**What is required**:
In the entries below, identify every line with the string "content" and copy it.
#### Record excerpts
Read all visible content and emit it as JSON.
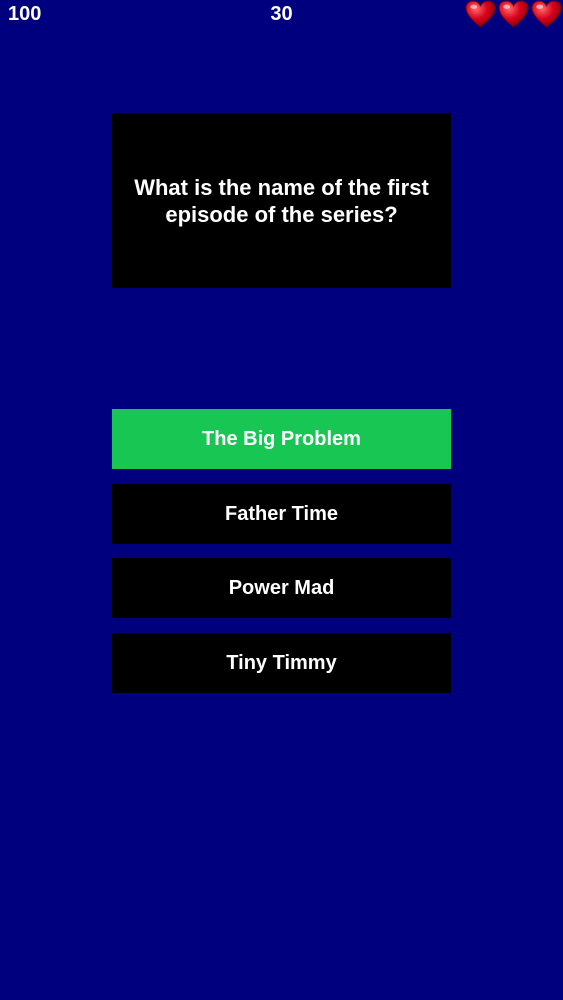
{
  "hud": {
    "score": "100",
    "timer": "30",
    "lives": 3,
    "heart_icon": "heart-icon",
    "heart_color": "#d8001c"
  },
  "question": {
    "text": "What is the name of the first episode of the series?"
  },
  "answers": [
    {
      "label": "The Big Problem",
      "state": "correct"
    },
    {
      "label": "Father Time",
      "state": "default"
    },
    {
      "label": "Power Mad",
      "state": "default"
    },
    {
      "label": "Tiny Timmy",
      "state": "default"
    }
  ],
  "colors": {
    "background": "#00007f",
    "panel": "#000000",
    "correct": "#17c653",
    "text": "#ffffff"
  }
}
########
#### Record excerpts
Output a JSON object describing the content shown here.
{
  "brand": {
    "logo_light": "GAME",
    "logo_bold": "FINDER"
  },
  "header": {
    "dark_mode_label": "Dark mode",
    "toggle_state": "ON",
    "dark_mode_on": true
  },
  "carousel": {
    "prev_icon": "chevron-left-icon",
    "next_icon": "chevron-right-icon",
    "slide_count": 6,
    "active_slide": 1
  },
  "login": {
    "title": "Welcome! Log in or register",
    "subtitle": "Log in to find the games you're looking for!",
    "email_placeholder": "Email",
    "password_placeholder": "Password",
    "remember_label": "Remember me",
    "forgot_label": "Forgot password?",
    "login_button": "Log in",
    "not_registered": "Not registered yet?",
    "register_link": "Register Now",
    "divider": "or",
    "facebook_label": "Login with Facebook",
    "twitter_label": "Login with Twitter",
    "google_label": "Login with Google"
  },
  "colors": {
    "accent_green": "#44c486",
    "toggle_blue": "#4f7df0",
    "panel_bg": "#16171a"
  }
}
########
**Solution to this task**:
Read all visible content and emit it as JSON.
Output a JSON object describing the content shown here.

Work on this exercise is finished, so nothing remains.